• Your task: Give the number of lines below that hold "optimization", and only that.
---------- Record extracts ----------
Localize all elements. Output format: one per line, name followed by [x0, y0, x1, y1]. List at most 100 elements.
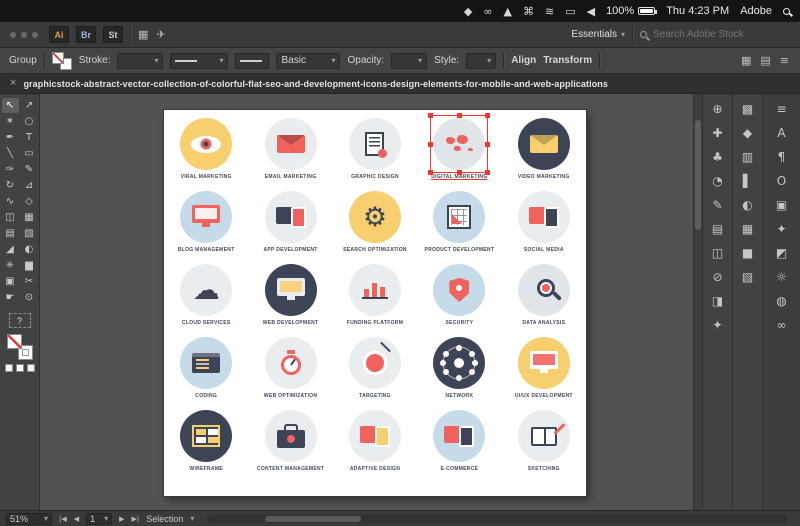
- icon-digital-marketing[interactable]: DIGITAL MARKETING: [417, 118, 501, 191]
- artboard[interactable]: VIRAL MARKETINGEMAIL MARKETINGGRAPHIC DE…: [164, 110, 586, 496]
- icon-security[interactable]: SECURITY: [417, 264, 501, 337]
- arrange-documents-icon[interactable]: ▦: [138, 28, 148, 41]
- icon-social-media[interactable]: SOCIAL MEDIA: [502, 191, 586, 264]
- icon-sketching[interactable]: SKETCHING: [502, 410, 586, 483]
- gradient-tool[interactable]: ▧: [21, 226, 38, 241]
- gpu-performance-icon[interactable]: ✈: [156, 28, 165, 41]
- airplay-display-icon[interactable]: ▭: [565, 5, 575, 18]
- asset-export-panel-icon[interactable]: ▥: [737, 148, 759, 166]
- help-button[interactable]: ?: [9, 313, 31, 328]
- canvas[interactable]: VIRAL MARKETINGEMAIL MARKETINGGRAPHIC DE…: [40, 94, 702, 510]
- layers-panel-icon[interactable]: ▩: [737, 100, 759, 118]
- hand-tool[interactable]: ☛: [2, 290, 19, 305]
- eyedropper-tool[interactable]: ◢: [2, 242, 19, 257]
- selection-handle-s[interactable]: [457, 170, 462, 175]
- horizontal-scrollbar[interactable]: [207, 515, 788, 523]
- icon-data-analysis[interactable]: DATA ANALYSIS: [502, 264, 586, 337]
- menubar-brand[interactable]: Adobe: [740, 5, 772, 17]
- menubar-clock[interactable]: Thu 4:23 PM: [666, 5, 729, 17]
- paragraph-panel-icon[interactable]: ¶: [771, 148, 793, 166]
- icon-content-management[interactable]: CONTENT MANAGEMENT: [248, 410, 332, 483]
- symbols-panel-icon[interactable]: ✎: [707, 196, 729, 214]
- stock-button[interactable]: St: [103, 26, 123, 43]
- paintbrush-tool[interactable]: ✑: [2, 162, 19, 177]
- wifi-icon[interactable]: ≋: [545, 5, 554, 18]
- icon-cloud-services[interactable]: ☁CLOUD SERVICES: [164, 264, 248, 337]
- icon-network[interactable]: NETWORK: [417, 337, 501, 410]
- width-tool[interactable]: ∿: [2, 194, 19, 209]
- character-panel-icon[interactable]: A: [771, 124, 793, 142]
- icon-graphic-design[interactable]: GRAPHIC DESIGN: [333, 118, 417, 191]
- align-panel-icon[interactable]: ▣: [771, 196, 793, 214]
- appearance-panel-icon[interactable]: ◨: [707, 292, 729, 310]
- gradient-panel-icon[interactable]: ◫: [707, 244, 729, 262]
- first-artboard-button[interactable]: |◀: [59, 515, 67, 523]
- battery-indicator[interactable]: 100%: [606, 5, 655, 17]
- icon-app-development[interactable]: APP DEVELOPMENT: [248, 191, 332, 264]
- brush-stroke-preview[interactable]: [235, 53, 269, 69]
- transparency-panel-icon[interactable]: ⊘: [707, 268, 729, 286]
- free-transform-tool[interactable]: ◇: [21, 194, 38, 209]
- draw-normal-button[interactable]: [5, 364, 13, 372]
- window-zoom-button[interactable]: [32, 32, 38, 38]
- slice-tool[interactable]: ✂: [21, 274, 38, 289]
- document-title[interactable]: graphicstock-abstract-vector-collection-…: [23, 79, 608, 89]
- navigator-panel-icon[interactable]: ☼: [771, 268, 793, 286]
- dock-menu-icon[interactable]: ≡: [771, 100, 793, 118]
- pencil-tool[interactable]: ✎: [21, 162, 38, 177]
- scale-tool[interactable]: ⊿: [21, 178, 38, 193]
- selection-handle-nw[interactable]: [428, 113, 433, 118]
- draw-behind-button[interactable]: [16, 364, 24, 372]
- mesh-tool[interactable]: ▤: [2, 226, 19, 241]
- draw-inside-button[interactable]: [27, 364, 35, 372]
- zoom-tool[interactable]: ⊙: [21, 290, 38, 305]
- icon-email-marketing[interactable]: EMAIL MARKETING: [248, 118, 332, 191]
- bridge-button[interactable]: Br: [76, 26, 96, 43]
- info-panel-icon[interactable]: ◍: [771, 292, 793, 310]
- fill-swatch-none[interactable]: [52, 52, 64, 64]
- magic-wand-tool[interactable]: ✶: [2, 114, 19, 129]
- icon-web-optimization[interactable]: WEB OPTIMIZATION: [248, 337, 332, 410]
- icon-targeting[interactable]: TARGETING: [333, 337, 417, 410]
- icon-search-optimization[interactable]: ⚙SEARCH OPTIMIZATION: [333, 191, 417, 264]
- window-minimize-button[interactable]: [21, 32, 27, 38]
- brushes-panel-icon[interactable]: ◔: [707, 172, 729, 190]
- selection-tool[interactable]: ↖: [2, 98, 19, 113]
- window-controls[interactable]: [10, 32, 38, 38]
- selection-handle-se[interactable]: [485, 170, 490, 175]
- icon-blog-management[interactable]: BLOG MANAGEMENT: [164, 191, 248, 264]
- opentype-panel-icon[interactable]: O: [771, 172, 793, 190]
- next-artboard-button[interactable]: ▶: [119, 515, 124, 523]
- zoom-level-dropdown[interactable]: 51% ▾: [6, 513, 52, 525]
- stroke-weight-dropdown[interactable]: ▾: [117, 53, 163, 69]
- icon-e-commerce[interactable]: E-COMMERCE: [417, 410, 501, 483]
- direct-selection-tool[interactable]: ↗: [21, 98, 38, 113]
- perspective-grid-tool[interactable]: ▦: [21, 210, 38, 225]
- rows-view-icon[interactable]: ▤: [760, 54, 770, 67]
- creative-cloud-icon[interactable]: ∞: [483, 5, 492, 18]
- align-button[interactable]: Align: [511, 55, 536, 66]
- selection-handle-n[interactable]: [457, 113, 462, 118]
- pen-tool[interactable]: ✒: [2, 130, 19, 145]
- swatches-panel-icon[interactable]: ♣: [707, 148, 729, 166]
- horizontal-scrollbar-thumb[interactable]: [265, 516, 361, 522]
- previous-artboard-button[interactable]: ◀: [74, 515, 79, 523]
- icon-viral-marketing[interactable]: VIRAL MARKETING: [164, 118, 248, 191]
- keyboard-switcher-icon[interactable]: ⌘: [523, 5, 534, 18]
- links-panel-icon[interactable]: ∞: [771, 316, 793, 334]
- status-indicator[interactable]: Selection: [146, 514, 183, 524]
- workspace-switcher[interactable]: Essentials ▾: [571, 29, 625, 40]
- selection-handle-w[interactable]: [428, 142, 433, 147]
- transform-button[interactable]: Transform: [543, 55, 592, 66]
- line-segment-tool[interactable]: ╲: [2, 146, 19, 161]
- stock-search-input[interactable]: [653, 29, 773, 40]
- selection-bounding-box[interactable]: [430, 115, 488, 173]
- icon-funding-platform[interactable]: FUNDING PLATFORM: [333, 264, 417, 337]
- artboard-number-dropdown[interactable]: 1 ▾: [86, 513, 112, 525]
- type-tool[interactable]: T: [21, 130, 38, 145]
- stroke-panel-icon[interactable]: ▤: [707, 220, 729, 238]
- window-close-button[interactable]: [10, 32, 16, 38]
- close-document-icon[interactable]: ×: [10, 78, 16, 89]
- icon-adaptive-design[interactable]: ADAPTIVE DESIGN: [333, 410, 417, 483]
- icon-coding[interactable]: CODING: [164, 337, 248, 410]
----------
• Response: 2